> _Data to use_:
** START **
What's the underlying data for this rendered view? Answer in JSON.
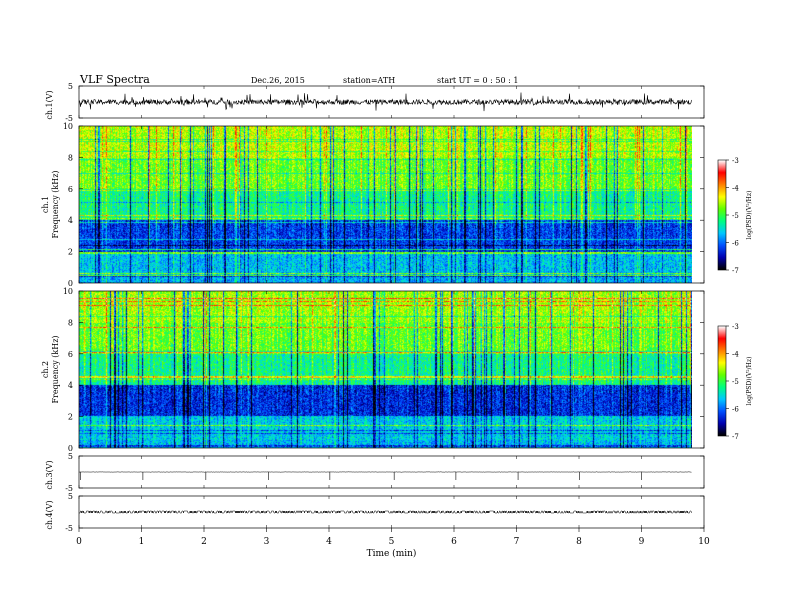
{
  "header": {
    "title": "VLF  Spectra",
    "date": "Dec.26, 2015",
    "station": "station=ATH",
    "start": "start  UT  =   0  : 50 : 1"
  },
  "colors": {
    "background": "#ffffff",
    "axis": "#000000",
    "colormap": [
      "#000000",
      "#0000b0",
      "#0050ff",
      "#00c8ff",
      "#00ff80",
      "#60ff00",
      "#ffff00",
      "#ff8000",
      "#ff0000",
      "#ffffff"
    ]
  },
  "chart_data": [
    {
      "type": "line",
      "panel": "ch1-waveform",
      "ylabel": "ch.1(V)",
      "ylim": [
        -5,
        5
      ],
      "yticks": [
        "5",
        "-5"
      ],
      "xlim": [
        0,
        10
      ],
      "series": [
        {
          "values_description_free": true,
          "mean": 0,
          "amplitude": 0.8
        }
      ]
    },
    {
      "type": "heatmap",
      "panel": "ch1-spectrogram",
      "ylabel": "ch.1\nFrequency (kHz)",
      "ylabel_line1": "ch.1",
      "ylabel_line2": "Frequency (kHz)",
      "ylim": [
        0,
        10
      ],
      "yticks": [
        "0",
        "2",
        "4",
        "6",
        "8",
        "10"
      ],
      "xlim": [
        0,
        10
      ],
      "colorbar": {
        "label": "log(PSD)(V²/Hz)",
        "range": [
          -7,
          -3
        ],
        "ticks": [
          "-3",
          "-4",
          "-5",
          "-6",
          "-7"
        ]
      },
      "band_levels": [
        {
          "f": [
            0,
            0.5
          ],
          "level": -5.6
        },
        {
          "f": [
            0.5,
            2
          ],
          "level": -5.5
        },
        {
          "f": [
            2,
            4
          ],
          "level": -6.1
        },
        {
          "f": [
            4,
            6
          ],
          "level": -5.0
        },
        {
          "f": [
            6,
            8
          ],
          "level": -4.5
        },
        {
          "f": [
            8,
            10
          ],
          "level": -4.2
        }
      ]
    },
    {
      "type": "heatmap",
      "panel": "ch2-spectrogram",
      "ylabel_line1": "ch.2",
      "ylabel_line2": "Frequency (kHz)",
      "ylim": [
        0,
        10
      ],
      "yticks": [
        "0",
        "2",
        "4",
        "6",
        "8",
        "10"
      ],
      "xlim": [
        0,
        10
      ],
      "colorbar": {
        "label": "log(PSD)(V²/Hz)",
        "range": [
          -7,
          -3
        ],
        "ticks": [
          "-3",
          "-4",
          "-5",
          "-6",
          "-7"
        ]
      },
      "band_levels": [
        {
          "f": [
            0,
            0.5
          ],
          "level": -5.5
        },
        {
          "f": [
            0.5,
            2
          ],
          "level": -5.4
        },
        {
          "f": [
            2,
            4
          ],
          "level": -6.2
        },
        {
          "f": [
            4,
            6
          ],
          "level": -5.0
        },
        {
          "f": [
            6,
            8
          ],
          "level": -4.5
        },
        {
          "f": [
            8,
            10
          ],
          "level": -4.3
        }
      ]
    },
    {
      "type": "line",
      "panel": "ch3-waveform",
      "ylabel": "ch.3(V)",
      "ylim": [
        -5,
        5
      ],
      "yticks": [
        "5",
        "-5"
      ],
      "xlim": [
        0,
        10
      ],
      "series": [
        {
          "mean": 0,
          "amplitude": 0.05
        }
      ]
    },
    {
      "type": "line",
      "panel": "ch4-waveform",
      "ylabel": "ch.4(V)",
      "ylim": [
        -5,
        5
      ],
      "yticks": [
        "5",
        "-5"
      ],
      "xlim": [
        0,
        10
      ],
      "series": [
        {
          "mean": 0,
          "amplitude": 0.3
        }
      ]
    }
  ],
  "xaxis": {
    "label": "Time  (min)",
    "ticks": [
      "0",
      "1",
      "2",
      "3",
      "4",
      "5",
      "6",
      "7",
      "8",
      "9",
      "10"
    ],
    "data_end_minutes": 9.8
  }
}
** END **
> _Problem to solve_:
Lines from the records above that hold "panel" are the ones to list.

> _Response_:
      "panel": "ch1-waveform",
      "panel": "ch1-spectrogram",
      "panel": "ch2-spectrogram",
      "panel": "ch3-waveform",
      "panel": "ch4-waveform",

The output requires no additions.